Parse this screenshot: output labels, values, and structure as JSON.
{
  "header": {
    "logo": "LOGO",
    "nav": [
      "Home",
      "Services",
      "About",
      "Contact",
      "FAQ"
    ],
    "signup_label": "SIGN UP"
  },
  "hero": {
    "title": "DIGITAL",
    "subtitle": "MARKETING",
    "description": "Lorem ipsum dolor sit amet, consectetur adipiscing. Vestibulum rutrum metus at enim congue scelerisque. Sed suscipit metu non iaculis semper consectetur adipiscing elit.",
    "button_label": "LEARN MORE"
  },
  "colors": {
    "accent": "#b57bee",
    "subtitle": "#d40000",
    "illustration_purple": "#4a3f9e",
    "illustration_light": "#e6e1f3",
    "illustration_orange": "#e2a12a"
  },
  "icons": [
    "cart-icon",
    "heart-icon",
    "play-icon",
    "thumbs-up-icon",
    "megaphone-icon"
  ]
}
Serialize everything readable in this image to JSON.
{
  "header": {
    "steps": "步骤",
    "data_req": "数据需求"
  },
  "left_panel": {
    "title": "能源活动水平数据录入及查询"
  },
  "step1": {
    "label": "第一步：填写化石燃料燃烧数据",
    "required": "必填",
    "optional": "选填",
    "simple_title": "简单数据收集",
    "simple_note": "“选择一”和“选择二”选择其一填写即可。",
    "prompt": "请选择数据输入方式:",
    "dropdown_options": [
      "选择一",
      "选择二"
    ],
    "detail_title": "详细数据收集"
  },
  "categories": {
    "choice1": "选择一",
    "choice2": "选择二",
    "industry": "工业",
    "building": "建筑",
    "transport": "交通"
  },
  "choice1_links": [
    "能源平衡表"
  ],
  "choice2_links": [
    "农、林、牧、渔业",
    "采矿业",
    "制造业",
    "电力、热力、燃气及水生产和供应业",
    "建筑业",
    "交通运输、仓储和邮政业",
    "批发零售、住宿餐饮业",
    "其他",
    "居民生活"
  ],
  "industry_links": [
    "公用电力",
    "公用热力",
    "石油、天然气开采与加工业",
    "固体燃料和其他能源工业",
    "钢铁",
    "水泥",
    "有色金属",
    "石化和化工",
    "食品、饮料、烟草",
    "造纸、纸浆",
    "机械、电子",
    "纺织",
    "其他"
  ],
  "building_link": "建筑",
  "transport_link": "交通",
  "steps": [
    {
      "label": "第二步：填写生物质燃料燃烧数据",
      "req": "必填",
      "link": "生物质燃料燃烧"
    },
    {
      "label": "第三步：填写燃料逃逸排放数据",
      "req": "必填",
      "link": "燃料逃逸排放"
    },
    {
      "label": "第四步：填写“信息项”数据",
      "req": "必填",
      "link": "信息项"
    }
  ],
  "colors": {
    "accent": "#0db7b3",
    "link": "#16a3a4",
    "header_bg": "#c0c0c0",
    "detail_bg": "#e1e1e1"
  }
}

□ □ □

Exercise requirements.
Copy each line of the entries that includes the word "this".

Final result.
Parse this screenshot: output labels, values, and structure as JSON.
Serialize everything readable in this image to JSON.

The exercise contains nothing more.